■ Document text
______________________________
These glitzy new rooftop projects illustrate the problem. While Urban Green Energy (UGE) engineers took advantage of the Eiffel Tower’s height to install two wind turbines, they only generate enough power for the tourist shops at the tower’s base. New York City’s first rooftop wind turbines, installed on top of Brooklyn’s Perry Avenue Building in 2009, generated only 126.92 kilowatt-hours (kWh) of electricity during their first 192 days. The target for that same period was 6269 kWh. The Pearson Court Square turbines, meanwhile, are expected to generate only enough electricity to power the building’s common areas.

Space limitations and economies of scale are the key problems for rooftop turbines. The standard design used by utility companies puts three fiberglass blades atop a 300-foot metal tower, with a typical capacity of 3,000 kilowatts. You would have to install 30 small wind turbines to match that.

“Putting many wind turbines on a building in downtown Manhattan seems like a good idea, but to get a comparable amount of power that you’d get out of one large wind turbine, you have to maintain a very large number of small wind turbines,” Dvorak said.

Utility-scale turbines are also usually placed in flat lands with few vertical obstacles, and the wind tends to blow steadily from just one direction. Higher altitudes at the top of buildings mean higher wind speeds and — theoretically, at least — more energy generation. But Manuel Castro Gil, a professor of industrial engineering at the National University of Distance Education in Spain, said turbulence and multidirectional winds are big problems for turbines in a city filled with skyscrapers.

“This is the major difference in urban sites, where a really complicated and completely different surrounding landscape in each location is typical,” Castro Gil said.

This means the standardized design of a utility-scale turbine just doesn’t work on a rooftop. Instead, engineers have turned to alternate designs such as vertical-axis turbines, which are less expensive, can withstand high turbulence and make use of multidirectional winds. The problem is, they’re also much less efficient. While utility-scale wind turbines typically cost about $2,540 per kilowatt of capacity, small wind turbines cost $6,960 per kilowatt. In 2012, the average small wind turbine in the U.S. had a capacity of five kilowatts.
______________________________
■ Data extract
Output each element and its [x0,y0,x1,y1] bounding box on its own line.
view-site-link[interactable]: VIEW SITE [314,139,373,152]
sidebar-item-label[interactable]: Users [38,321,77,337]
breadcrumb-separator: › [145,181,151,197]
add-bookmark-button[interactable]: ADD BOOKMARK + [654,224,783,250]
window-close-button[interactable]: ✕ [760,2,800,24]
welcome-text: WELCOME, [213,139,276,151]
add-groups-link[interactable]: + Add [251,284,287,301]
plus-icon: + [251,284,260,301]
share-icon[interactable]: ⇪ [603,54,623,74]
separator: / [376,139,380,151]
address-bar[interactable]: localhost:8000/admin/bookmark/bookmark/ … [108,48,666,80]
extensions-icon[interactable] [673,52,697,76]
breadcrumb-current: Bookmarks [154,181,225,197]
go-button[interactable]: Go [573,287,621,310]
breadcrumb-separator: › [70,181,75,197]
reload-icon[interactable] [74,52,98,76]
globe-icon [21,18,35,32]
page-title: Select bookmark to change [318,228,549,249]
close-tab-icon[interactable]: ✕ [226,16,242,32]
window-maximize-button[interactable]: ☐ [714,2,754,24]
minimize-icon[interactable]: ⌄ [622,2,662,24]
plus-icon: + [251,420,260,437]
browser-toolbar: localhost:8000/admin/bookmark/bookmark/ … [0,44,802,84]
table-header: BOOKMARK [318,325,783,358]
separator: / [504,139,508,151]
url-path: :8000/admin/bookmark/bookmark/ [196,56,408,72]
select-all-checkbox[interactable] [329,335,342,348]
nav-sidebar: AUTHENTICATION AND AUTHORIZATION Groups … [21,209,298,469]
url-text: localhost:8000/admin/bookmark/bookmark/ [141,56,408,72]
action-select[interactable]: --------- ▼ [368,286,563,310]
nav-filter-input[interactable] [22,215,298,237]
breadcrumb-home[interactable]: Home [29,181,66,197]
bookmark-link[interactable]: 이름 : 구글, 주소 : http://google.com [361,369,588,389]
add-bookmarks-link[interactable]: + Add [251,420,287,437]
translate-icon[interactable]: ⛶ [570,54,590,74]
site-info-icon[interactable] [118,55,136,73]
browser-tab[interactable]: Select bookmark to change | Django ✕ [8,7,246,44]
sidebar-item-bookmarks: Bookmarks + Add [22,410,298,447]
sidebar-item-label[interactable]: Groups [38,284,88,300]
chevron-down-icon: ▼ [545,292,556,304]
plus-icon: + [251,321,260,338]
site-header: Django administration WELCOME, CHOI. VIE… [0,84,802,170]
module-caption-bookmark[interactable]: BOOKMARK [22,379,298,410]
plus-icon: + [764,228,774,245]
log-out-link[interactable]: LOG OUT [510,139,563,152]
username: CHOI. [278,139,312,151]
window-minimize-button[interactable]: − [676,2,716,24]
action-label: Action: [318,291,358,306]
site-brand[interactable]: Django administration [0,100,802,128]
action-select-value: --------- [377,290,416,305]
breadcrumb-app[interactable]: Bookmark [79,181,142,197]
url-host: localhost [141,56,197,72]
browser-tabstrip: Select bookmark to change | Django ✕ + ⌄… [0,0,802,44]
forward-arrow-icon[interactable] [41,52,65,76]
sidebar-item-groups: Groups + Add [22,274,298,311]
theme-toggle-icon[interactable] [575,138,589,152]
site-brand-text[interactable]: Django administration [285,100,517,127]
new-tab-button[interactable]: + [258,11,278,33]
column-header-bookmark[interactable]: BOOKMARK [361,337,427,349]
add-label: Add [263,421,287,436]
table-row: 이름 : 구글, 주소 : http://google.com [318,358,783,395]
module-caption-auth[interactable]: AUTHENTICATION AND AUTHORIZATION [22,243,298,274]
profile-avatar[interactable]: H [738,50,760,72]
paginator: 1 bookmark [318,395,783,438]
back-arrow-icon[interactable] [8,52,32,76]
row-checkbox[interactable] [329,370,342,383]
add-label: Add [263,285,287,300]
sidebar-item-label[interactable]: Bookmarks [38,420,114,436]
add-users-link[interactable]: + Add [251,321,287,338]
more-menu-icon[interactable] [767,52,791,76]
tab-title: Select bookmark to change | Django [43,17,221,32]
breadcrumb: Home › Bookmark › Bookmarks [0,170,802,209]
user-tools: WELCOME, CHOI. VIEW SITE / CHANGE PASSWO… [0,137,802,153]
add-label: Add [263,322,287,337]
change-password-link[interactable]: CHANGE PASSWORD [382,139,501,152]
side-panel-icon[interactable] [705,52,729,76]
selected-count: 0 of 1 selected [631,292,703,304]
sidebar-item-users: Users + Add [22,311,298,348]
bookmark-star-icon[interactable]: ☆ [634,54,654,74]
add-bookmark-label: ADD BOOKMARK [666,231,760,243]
______________________________
■ Exercise
Rewrite everything from "Utility-scale turbines are" down to "filled with skyscrapers." in the rooftop wind turbine text, swapping "flat lands" for "open plains". The records are not needed for anything here.

■ Reply
Utility-scale turbines are also usually placed in open plains with few vertical obstacles, and the wind tends to blow steadily from just one direction. Higher altitudes at the top of buildings mean higher wind speeds and — theoretically, at least — more energy generation. But Manuel Castro Gil, a professor of industrial engineering at the National University of Distance Education in Spain, said turbulence and multidirectional winds are big problems for turbines in a city filled with skyscrapers.